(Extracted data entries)
%%

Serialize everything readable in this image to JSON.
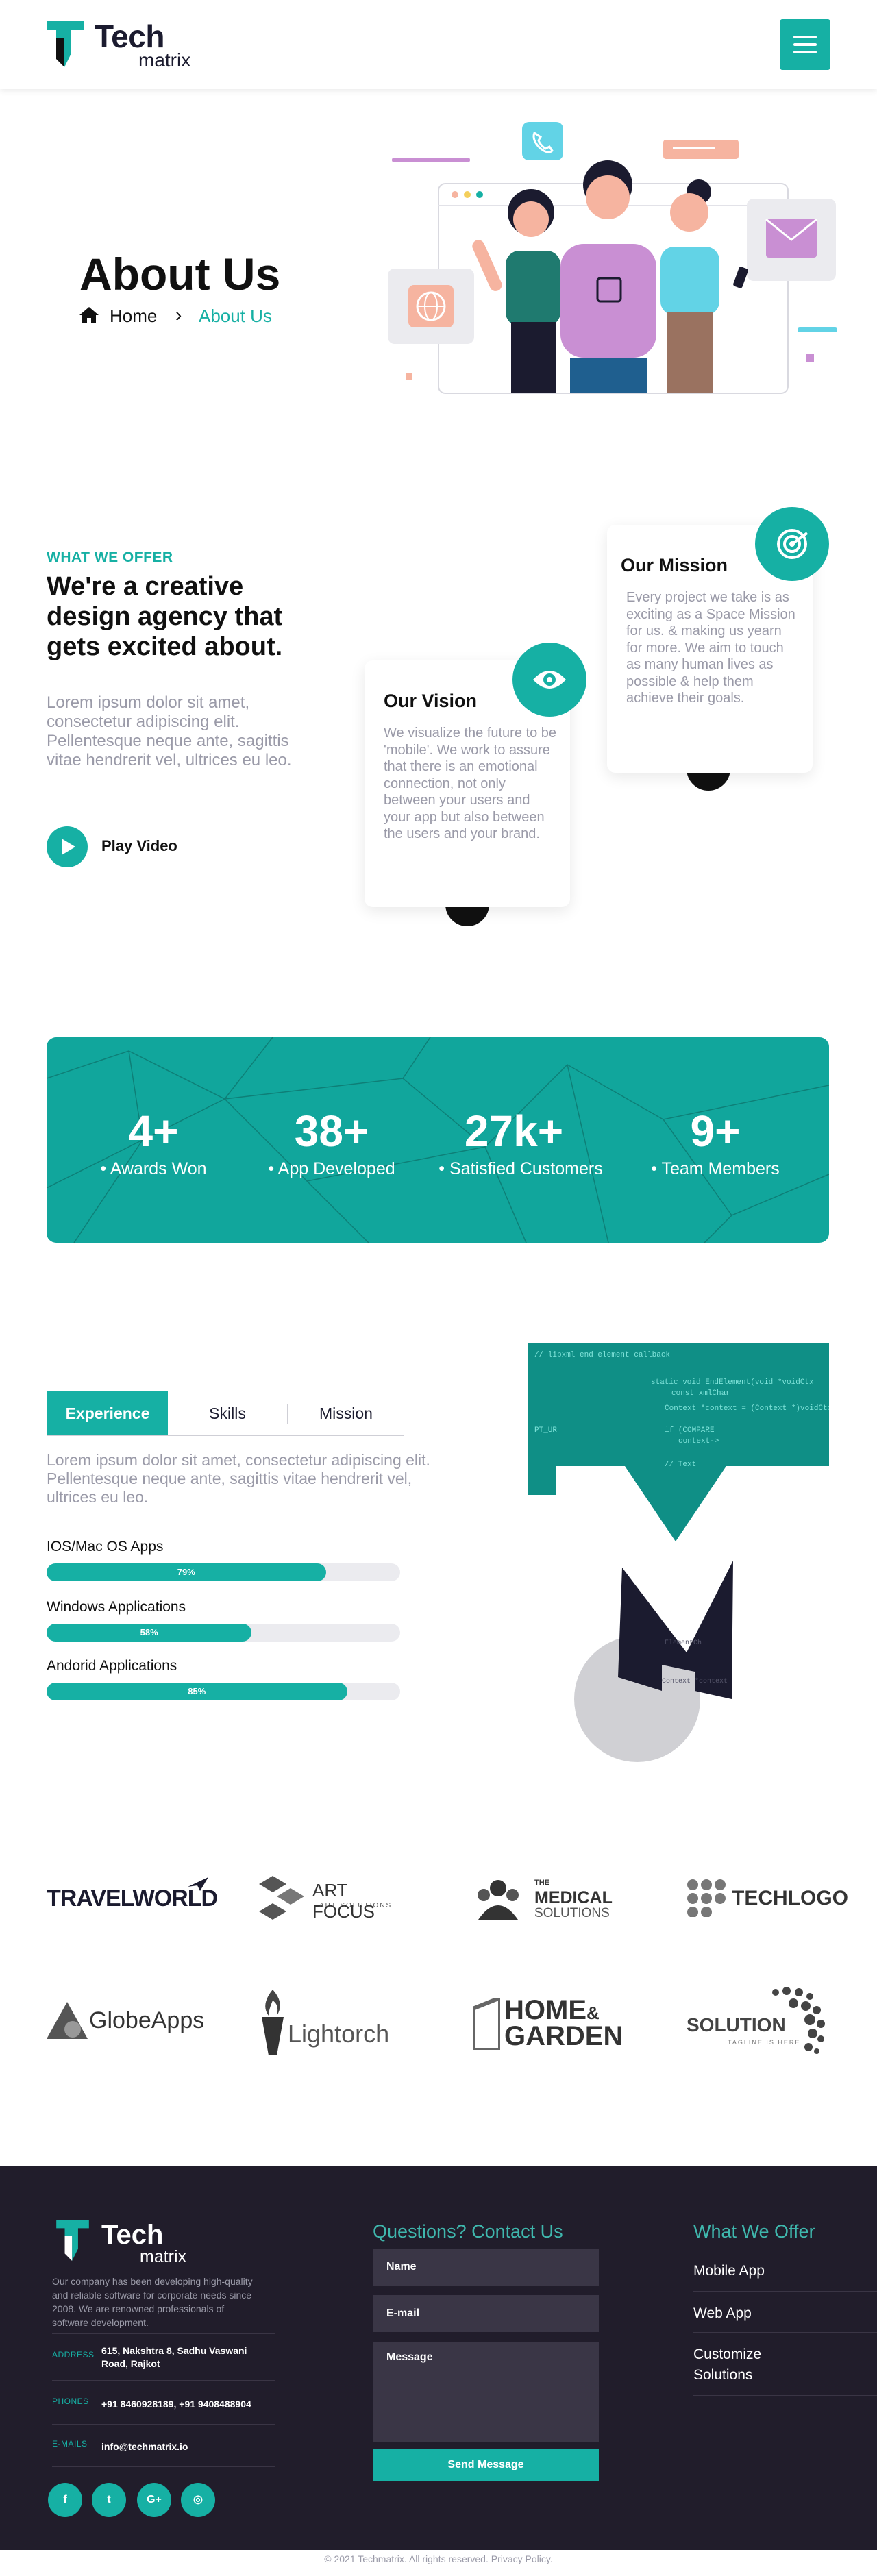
{
  "header": {
    "logo_title": "Tech",
    "logo_subtitle": "matrix",
    "menu_icon": "hamburger-icon"
  },
  "hero": {
    "title": "About Us",
    "breadcrumb": {
      "home": "Home",
      "separator": "›",
      "current": "About Us"
    }
  },
  "offer": {
    "eyebrow": "WHAT WE OFFER",
    "heading": "We're a creative design agency that gets excited about.",
    "body": "Lorem ipsum dolor sit amet, consectetur adipiscing elit. Pellentesque neque ante, sagittis vitae hendrerit vel, ultrices eu leo.",
    "play_label": "Play Video"
  },
  "cards": {
    "mission": {
      "title": "Our Mission",
      "body": "Every project we take is as exciting as a Space Mission for us. & making us yearn for more. We aim to touch as many human lives as possible & help them achieve their goals.",
      "icon": "target-icon"
    },
    "vision": {
      "title": "Our Vision",
      "body": "We visualize the future to be 'mobile'. We work to assure that there is an emotional connection, not only between your users and your app but also between the users and your brand.",
      "icon": "eye-icon"
    }
  },
  "stats": [
    {
      "value": "4+",
      "label": "Awards Won"
    },
    {
      "value": "38+",
      "label": "App Developed"
    },
    {
      "value": "27k+",
      "label": "Satisfied Customers"
    },
    {
      "value": "9+",
      "label": "Team Members"
    }
  ],
  "skills": {
    "tabs": [
      "Experience",
      "Skills",
      "Mission"
    ],
    "active_tab": "Experience",
    "body": "Lorem ipsum dolor sit amet, consectetur adipiscing elit. Pellentesque neque ante, sagittis vitae hendrerit vel, ultrices eu leo.",
    "bars": [
      {
        "label": "IOS/Mac OS Apps",
        "value": 79,
        "text": "79%"
      },
      {
        "label": "Windows Applications",
        "value": 58,
        "text": "58%"
      },
      {
        "label": "Andorid Applications",
        "value": 85,
        "text": "85%"
      }
    ]
  },
  "brands": {
    "travelworld": "TRAVELWORLD",
    "artfocus": "ART FOCUS",
    "artfocus_sub": "ART SOLUTIONS",
    "medical_the": "THE",
    "medical": "MEDICAL",
    "medical_sub": "SOLUTIONS",
    "techlogo": "TECHLOGO",
    "globeapps": "GlobeApps",
    "lightorch": "Lightorch",
    "home": "HOME",
    "garden": "GARDEN",
    "solution": "SOLUTION",
    "solution_sub": "TAGLINE IS HERE"
  },
  "footer": {
    "logo_title": "Tech",
    "logo_subtitle": "matrix",
    "about": "Our company has been developing high-quality and reliable software for corporate needs since 2008. We are renowned professionals of software development.",
    "address_label": "ADDRESS",
    "address": "615, Nakshtra 8, Sadhu Vaswani Road, Rajkot",
    "phones_label": "PHONES",
    "phones": "+91 8460928189, +91 9408488904",
    "emails_label": "E-MAILS",
    "email": "info@techmatrix.io",
    "social": [
      "f",
      "t",
      "G+",
      "◎"
    ],
    "contact_heading": "Questions? Contact Us",
    "name_placeholder": "Name",
    "email_placeholder": "E-mail",
    "message_placeholder": "Message",
    "send_label": "Send Message",
    "offer_heading": "What We Offer",
    "offer_links": [
      "Mobile App",
      "Web App",
      "Customize Solutions"
    ],
    "copyright": "© 2021 Techmatrix. All rights reserved. Privacy Policy."
  },
  "colors": {
    "accent": "#16b0a4",
    "dark": "#211d2b",
    "muted_text": "#9a9aa8"
  }
}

%%

**EXERCISE DIRECTIONS:** Send back the data above word for word, with the pictures left out.

**ANSWER:**
Serialize everything readable in this image to JSON.
{
  "header": {
    "logo_title": "Tech",
    "logo_subtitle": "matrix",
    "menu_icon": "hamburger-icon"
  },
  "hero": {
    "title": "About Us",
    "breadcrumb": {
      "home": "Home",
      "separator": "›",
      "current": "About Us"
    }
  },
  "offer": {
    "eyebrow": "WHAT WE OFFER",
    "heading": "We're a creative design agency that gets excited about.",
    "body": "Lorem ipsum dolor sit amet, consectetur adipiscing elit. Pellentesque neque ante, sagittis vitae hendrerit vel, ultrices eu leo.",
    "play_label": "Play Video"
  },
  "cards": {
    "mission": {
      "title": "Our Mission",
      "body": "Every project we take is as exciting as a Space Mission for us. & making us yearn for more. We aim to touch as many human lives as possible & help them achieve their goals.",
      "icon": "target-icon"
    },
    "vision": {
      "title": "Our Vision",
      "body": "We visualize the future to be 'mobile'. We work to assure that there is an emotional connection, not only between your users and your app but also between the users and your brand.",
      "icon": "eye-icon"
    }
  },
  "stats": [
    {
      "value": "4+",
      "label": "Awards Won"
    },
    {
      "value": "38+",
      "label": "App Developed"
    },
    {
      "value": "27k+",
      "label": "Satisfied Customers"
    },
    {
      "value": "9+",
      "label": "Team Members"
    }
  ],
  "skills": {
    "tabs": [
      "Experience",
      "Skills",
      "Mission"
    ],
    "active_tab": "Experience",
    "body": "Lorem ipsum dolor sit amet, consectetur adipiscing elit. Pellentesque neque ante, sagittis vitae hendrerit vel, ultrices eu leo.",
    "bars": [
      {
        "label": "IOS/Mac OS Apps",
        "value": 79,
        "text": "79%"
      },
      {
        "label": "Windows Applications",
        "value": 58,
        "text": "58%"
      },
      {
        "label": "Andorid Applications",
        "value": 85,
        "text": "85%"
      }
    ]
  },
  "brands": {
    "travelworld": "TRAVELWORLD",
    "artfocus": "ART FOCUS",
    "artfocus_sub": "ART SOLUTIONS",
    "medical_the": "THE",
    "medical": "MEDICAL",
    "medical_sub": "SOLUTIONS",
    "techlogo": "TECHLOGO",
    "globeapps": "GlobeApps",
    "lightorch": "Lightorch",
    "home": "HOME",
    "garden": "GARDEN",
    "solution": "SOLUTION",
    "solution_sub": "TAGLINE IS HERE"
  },
  "footer": {
    "logo_title": "Tech",
    "logo_subtitle": "matrix",
    "about": "Our company has been developing high-quality and reliable software for corporate needs since 2008. We are renowned professionals of software development.",
    "address_label": "ADDRESS",
    "address": "615, Nakshtra 8, Sadhu Vaswani Road, Rajkot",
    "phones_label": "PHONES",
    "phones": "+91 8460928189, +91 9408488904",
    "emails_label": "E-MAILS",
    "email": "info@techmatrix.io",
    "social": [
      "f",
      "t",
      "G+",
      "◎"
    ],
    "contact_heading": "Questions? Contact Us",
    "name_placeholder": "Name",
    "email_placeholder": "E-mail",
    "message_placeholder": "Message",
    "send_label": "Send Message",
    "offer_heading": "What We Offer",
    "offer_links": [
      "Mobile App",
      "Web App",
      "Customize Solutions"
    ],
    "copyright": "© 2021 Techmatrix. All rights reserved. Privacy Policy."
  },
  "colors": {
    "accent": "#16b0a4",
    "dark": "#211d2b",
    "muted_text": "#9a9aa8"
  }
}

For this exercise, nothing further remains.